REQUIRED TASK
Find every line of the listing below where "frac" appears, and copy it.

DATA TO USE

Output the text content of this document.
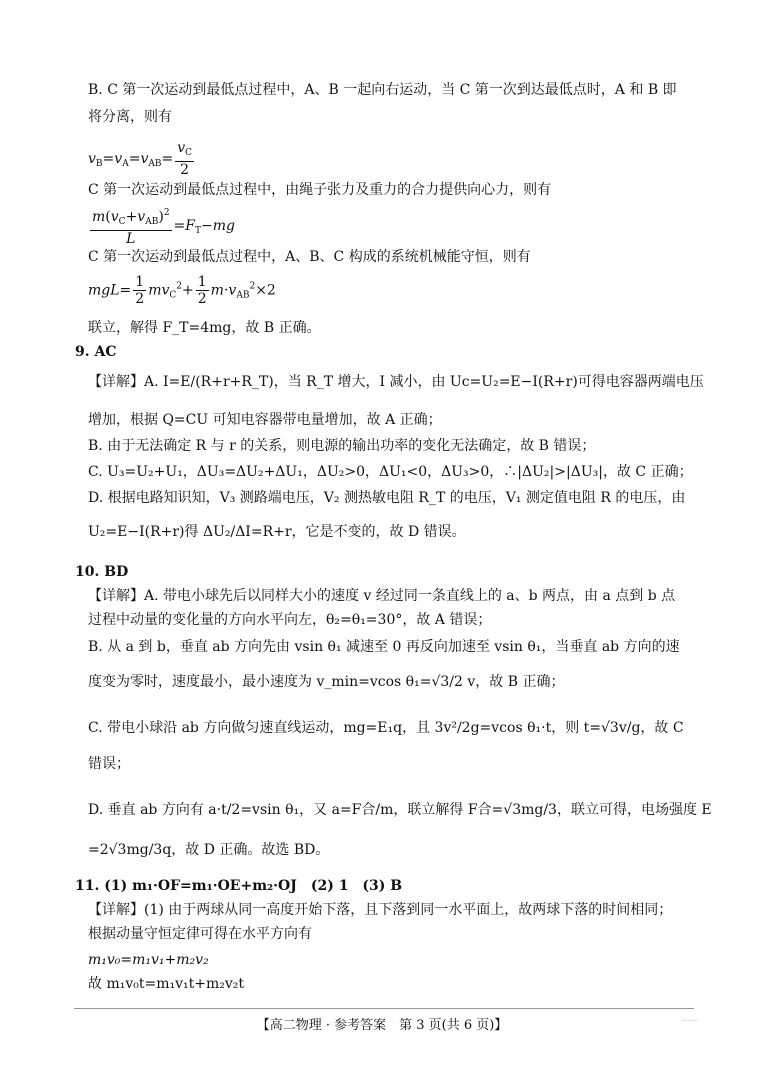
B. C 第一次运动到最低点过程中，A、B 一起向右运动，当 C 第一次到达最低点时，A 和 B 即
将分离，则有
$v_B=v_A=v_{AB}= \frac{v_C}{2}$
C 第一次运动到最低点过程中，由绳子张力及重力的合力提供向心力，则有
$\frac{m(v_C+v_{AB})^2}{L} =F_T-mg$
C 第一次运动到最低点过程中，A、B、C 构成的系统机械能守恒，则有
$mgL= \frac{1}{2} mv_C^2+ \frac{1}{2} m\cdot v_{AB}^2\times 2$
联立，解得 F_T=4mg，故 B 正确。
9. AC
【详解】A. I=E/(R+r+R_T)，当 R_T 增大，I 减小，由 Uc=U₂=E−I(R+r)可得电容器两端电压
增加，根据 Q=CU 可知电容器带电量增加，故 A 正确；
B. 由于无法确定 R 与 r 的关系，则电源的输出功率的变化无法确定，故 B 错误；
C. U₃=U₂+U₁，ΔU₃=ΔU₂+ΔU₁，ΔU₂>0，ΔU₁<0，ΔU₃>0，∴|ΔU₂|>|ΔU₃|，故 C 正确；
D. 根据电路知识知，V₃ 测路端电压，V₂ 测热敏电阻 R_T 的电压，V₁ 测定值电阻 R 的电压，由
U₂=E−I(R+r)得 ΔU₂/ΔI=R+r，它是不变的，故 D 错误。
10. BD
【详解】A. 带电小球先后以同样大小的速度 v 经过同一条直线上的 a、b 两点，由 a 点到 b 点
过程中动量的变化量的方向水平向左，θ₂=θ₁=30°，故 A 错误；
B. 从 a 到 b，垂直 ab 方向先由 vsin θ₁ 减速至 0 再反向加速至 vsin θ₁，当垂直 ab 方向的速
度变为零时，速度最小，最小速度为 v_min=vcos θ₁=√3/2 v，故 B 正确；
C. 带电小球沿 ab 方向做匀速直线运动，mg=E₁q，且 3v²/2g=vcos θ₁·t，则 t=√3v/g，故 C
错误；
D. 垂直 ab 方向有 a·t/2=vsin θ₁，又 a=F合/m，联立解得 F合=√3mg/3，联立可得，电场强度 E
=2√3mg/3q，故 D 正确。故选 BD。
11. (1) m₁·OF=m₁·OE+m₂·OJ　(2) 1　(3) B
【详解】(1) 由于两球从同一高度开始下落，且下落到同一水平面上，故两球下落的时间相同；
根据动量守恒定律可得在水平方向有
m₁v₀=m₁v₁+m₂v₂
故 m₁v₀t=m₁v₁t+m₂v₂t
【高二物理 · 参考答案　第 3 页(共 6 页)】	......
==
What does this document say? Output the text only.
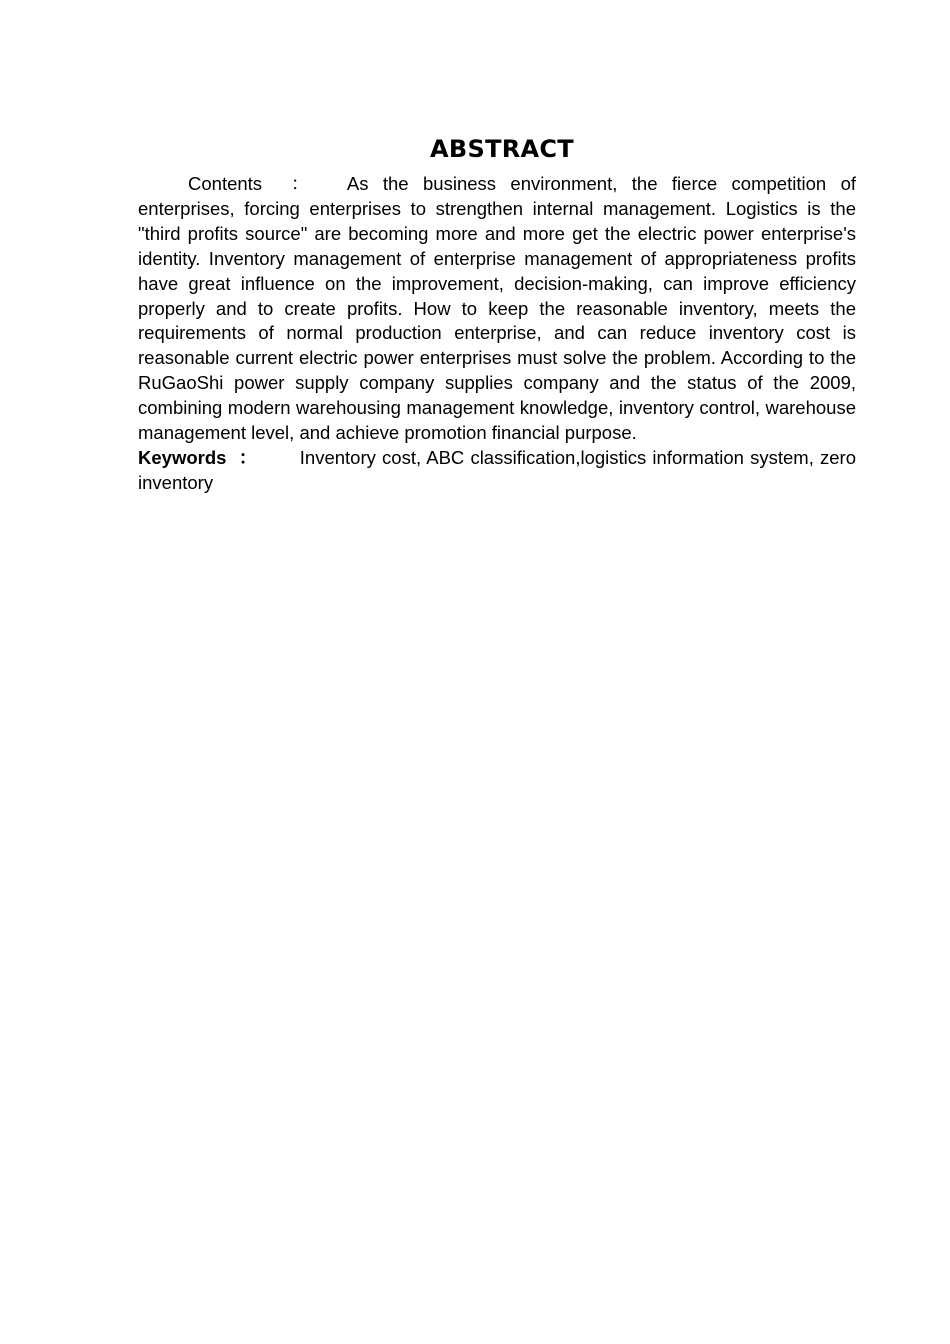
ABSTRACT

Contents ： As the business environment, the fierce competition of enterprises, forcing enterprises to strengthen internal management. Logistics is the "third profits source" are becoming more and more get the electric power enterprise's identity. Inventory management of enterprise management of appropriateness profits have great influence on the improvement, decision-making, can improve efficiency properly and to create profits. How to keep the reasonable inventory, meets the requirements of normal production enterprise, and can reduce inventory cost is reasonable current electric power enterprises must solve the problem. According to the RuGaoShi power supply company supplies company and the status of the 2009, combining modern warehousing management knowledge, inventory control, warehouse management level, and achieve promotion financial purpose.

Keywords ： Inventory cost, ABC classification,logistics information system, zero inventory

SOLUTION FOR THIS PROBLEM
$v_B=v_A=v_{AB}= \frac{v_C}{2}$
$\frac{m(v_C+v_{AB})^2}{L} =F_T-mg$
$mgL= \frac{1}{2} mv_C^2+ \frac{1}{2} m\cdot v_{AB}^2\times 2$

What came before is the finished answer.